WHAT THE TASK REQUIRES: Reproduce all entries precisely, down to the last character.

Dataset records
——————

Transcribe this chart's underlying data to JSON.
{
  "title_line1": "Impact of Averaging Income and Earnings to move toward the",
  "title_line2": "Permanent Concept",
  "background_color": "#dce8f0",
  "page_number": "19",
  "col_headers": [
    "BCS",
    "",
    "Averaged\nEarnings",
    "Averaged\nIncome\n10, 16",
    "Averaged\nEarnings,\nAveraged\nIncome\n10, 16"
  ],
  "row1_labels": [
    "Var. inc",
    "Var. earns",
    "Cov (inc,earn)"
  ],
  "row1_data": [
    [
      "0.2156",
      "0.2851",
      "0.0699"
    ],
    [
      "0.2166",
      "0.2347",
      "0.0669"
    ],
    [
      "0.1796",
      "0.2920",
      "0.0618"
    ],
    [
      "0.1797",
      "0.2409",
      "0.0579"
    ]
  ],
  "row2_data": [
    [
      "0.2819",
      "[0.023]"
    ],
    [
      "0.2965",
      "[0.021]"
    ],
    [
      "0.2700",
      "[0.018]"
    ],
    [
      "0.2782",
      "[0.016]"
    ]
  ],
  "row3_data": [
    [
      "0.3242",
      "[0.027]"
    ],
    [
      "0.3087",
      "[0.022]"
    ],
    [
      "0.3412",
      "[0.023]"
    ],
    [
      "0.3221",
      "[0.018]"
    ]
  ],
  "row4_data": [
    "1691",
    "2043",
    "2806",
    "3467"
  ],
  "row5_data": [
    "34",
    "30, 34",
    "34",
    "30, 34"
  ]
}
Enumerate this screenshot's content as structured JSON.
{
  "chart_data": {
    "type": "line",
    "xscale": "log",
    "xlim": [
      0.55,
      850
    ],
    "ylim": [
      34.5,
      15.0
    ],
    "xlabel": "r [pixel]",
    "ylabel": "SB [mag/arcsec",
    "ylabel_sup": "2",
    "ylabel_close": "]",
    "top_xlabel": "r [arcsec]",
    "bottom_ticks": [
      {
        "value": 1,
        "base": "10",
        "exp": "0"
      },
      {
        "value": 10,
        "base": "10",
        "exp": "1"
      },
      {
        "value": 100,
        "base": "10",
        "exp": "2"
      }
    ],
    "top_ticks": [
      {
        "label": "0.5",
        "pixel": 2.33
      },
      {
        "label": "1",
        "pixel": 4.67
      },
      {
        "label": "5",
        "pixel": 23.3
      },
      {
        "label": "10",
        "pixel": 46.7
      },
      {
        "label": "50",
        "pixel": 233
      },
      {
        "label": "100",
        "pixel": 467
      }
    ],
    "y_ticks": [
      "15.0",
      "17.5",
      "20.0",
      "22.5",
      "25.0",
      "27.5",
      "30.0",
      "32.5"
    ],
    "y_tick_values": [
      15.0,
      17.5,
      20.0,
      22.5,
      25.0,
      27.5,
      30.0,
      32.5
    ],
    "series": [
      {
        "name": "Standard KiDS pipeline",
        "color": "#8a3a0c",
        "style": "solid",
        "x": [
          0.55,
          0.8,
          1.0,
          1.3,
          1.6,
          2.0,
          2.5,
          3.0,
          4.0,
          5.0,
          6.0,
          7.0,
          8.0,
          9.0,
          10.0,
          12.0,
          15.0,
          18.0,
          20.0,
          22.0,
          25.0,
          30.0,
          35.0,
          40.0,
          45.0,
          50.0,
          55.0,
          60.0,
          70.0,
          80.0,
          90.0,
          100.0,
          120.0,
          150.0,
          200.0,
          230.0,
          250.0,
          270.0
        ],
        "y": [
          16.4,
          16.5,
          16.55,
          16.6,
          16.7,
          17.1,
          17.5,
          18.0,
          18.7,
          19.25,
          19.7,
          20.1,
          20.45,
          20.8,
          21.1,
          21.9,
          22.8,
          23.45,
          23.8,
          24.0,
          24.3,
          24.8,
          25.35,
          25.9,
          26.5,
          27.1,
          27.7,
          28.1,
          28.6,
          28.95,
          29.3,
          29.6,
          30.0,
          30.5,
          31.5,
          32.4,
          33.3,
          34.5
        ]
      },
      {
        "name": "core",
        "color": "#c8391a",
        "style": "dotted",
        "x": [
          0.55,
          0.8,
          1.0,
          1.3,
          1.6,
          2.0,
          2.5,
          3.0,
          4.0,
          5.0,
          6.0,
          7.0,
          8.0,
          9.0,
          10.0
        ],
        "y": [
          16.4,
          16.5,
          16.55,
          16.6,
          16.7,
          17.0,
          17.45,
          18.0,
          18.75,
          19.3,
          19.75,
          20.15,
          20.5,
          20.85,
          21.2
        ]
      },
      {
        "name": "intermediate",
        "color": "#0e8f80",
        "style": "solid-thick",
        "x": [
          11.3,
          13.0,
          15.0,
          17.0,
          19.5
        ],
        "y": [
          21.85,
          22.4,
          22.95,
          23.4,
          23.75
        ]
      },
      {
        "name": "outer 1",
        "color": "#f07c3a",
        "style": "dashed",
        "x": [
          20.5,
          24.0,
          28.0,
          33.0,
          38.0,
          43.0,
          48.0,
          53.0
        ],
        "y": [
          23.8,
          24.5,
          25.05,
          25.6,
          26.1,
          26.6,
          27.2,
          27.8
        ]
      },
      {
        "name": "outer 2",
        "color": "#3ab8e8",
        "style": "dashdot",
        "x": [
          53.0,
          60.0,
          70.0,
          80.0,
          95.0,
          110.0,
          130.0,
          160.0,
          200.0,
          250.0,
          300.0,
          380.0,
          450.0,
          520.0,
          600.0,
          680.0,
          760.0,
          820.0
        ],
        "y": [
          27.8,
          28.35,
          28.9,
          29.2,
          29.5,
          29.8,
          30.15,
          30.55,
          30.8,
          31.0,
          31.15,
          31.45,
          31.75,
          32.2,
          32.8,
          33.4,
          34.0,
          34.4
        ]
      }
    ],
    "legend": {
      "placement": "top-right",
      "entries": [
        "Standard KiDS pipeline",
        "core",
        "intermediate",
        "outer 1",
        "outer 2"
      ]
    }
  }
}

——————

TASK RESPONSE:
Transcribe this chart's underlying data to JSON.
{
  "title_line1": "Impact of Averaging Income and Earnings to move toward the",
  "title_line2": "Permanent Concept",
  "background_color": "#dce8f0",
  "page_number": "19",
  "col_headers": [
    "BCS",
    "",
    "Averaged\nEarnings",
    "Averaged\nIncome\n10, 16",
    "Averaged\nEarnings,\nAveraged\nIncome\n10, 16"
  ],
  "row1_labels": [
    "Var. inc",
    "Var. earns",
    "Cov (inc,earn)"
  ],
  "row1_data": [
    [
      "0.2156",
      "0.2851",
      "0.0699"
    ],
    [
      "0.2166",
      "0.2347",
      "0.0669"
    ],
    [
      "0.1796",
      "0.2920",
      "0.0618"
    ],
    [
      "0.1797",
      "0.2409",
      "0.0579"
    ]
  ],
  "row2_data": [
    [
      "0.2819",
      "[0.023]"
    ],
    [
      "0.2965",
      "[0.021]"
    ],
    [
      "0.2700",
      "[0.018]"
    ],
    [
      "0.2782",
      "[0.016]"
    ]
  ],
  "row3_data": [
    [
      "0.3242",
      "[0.027]"
    ],
    [
      "0.3087",
      "[0.022]"
    ],
    [
      "0.3412",
      "[0.023]"
    ],
    [
      "0.3221",
      "[0.018]"
    ]
  ],
  "row4_data": [
    "1691",
    "2043",
    "2806",
    "3467"
  ],
  "row5_data": [
    "34",
    "30, 34",
    "34",
    "30, 34"
  ]
}
Enumerate this screenshot's content as structured JSON.
{
  "chart_data": {
    "type": "line",
    "xscale": "log",
    "xlim": [
      0.55,
      850
    ],
    "ylim": [
      34.5,
      15.0
    ],
    "xlabel": "r [pixel]",
    "ylabel": "SB [mag/arcsec",
    "ylabel_sup": "2",
    "ylabel_close": "]",
    "top_xlabel": "r [arcsec]",
    "bottom_ticks": [
      {
        "value": 1,
        "base": "10",
        "exp": "0"
      },
      {
        "value": 10,
        "base": "10",
        "exp": "1"
      },
      {
        "value": 100,
        "base": "10",
        "exp": "2"
      }
    ],
    "top_ticks": [
      {
        "label": "0.5",
        "pixel": 2.33
      },
      {
        "label": "1",
        "pixel": 4.67
      },
      {
        "label": "5",
        "pixel": 23.3
      },
      {
        "label": "10",
        "pixel": 46.7
      },
      {
        "label": "50",
        "pixel": 233
      },
      {
        "label": "100",
        "pixel": 467
      }
    ],
    "y_ticks": [
      "15.0",
      "17.5",
      "20.0",
      "22.5",
      "25.0",
      "27.5",
      "30.0",
      "32.5"
    ],
    "y_tick_values": [
      15.0,
      17.5,
      20.0,
      22.5,
      25.0,
      27.5,
      30.0,
      32.5
    ],
    "series": [
      {
        "name": "Standard KiDS pipeline",
        "color": "#8a3a0c",
        "style": "solid",
        "x": [
          0.55,
          0.8,
          1.0,
          1.3,
          1.6,
          2.0,
          2.5,
          3.0,
          4.0,
          5.0,
          6.0,
          7.0,
          8.0,
          9.0,
          10.0,
          12.0,
          15.0,
          18.0,
          20.0,
          22.0,
          25.0,
          30.0,
          35.0,
          40.0,
          45.0,
          50.0,
          55.0,
          60.0,
          70.0,
          80.0,
          90.0,
          100.0,
          120.0,
          150.0,
          200.0,
          230.0,
          250.0,
          270.0
        ],
        "y": [
          16.4,
          16.5,
          16.55,
          16.6,
          16.7,
          17.1,
          17.5,
          18.0,
          18.7,
          19.25,
          19.7,
          20.1,
          20.45,
          20.8,
          21.1,
          21.9,
          22.8,
          23.45,
          23.8,
          24.0,
          24.3,
          24.8,
          25.35,
          25.9,
          26.5,
          27.1,
          27.7,
          28.1,
          28.6,
          28.95,
          29.3,
          29.6,
          30.0,
          30.5,
          31.5,
          32.4,
          33.3,
          34.5
        ]
      },
      {
        "name": "core",
        "color": "#c8391a",
        "style": "dotted",
        "x": [
          0.55,
          0.8,
          1.0,
          1.3,
          1.6,
          2.0,
          2.5,
          3.0,
          4.0,
          5.0,
          6.0,
          7.0,
          8.0,
          9.0,
          10.0
        ],
        "y": [
          16.4,
          16.5,
          16.55,
          16.6,
          16.7,
          17.0,
          17.45,
          18.0,
          18.75,
          19.3,
          19.75,
          20.15,
          20.5,
          20.85,
          21.2
        ]
      },
      {
        "name": "intermediate",
        "color": "#0e8f80",
        "style": "solid-thick",
        "x": [
          11.3,
          13.0,
          15.0,
          17.0,
          19.5
        ],
        "y": [
          21.85,
          22.4,
          22.95,
          23.4,
          23.75
        ]
      },
      {
        "name": "outer 1",
        "color": "#f07c3a",
        "style": "dashed",
        "x": [
          20.5,
          24.0,
          28.0,
          33.0,
          38.0,
          43.0,
          48.0,
          53.0
        ],
        "y": [
          23.8,
          24.5,
          25.05,
          25.6,
          26.1,
          26.6,
          27.2,
          27.8
        ]
      },
      {
        "name": "outer 2",
        "color": "#3ab8e8",
        "style": "dashdot",
        "x": [
          53.0,
          60.0,
          70.0,
          80.0,
          95.0,
          110.0,
          130.0,
          160.0,
          200.0,
          250.0,
          300.0,
          380.0,
          450.0,
          520.0,
          600.0,
          680.0,
          760.0,
          820.0
        ],
        "y": [
          27.8,
          28.35,
          28.9,
          29.2,
          29.5,
          29.8,
          30.15,
          30.55,
          30.8,
          31.0,
          31.15,
          31.45,
          31.75,
          32.2,
          32.8,
          33.4,
          34.0,
          34.4
        ]
      }
    ],
    "legend": {
      "placement": "top-right",
      "entries": [
        "Standard KiDS pipeline",
        "core",
        "intermediate",
        "outer 1",
        "outer 2"
      ]
    }
  }
}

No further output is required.